--- Input data ---

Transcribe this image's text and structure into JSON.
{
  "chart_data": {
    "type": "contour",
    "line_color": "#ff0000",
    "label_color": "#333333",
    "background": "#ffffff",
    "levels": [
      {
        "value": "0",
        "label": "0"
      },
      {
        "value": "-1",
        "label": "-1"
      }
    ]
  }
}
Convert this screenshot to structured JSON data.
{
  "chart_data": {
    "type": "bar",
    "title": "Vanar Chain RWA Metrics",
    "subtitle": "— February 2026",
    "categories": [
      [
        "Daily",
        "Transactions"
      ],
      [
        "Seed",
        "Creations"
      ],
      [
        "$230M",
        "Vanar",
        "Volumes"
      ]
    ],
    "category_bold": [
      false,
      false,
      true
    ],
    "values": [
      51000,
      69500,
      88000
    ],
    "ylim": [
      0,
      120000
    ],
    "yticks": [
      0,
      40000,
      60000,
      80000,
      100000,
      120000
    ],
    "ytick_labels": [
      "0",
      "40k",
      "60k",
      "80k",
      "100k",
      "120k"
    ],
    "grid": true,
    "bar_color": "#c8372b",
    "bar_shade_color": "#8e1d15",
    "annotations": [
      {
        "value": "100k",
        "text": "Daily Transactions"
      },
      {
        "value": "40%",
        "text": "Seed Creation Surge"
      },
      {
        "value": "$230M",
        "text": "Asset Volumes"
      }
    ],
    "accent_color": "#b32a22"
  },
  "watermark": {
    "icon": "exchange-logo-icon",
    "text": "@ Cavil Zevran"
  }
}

---

What the task asks
Return each line in the records that holds the string "this".

Written response
Transcribe this image's text and structure into JSON.
Convert this screenshot to structured JSON data.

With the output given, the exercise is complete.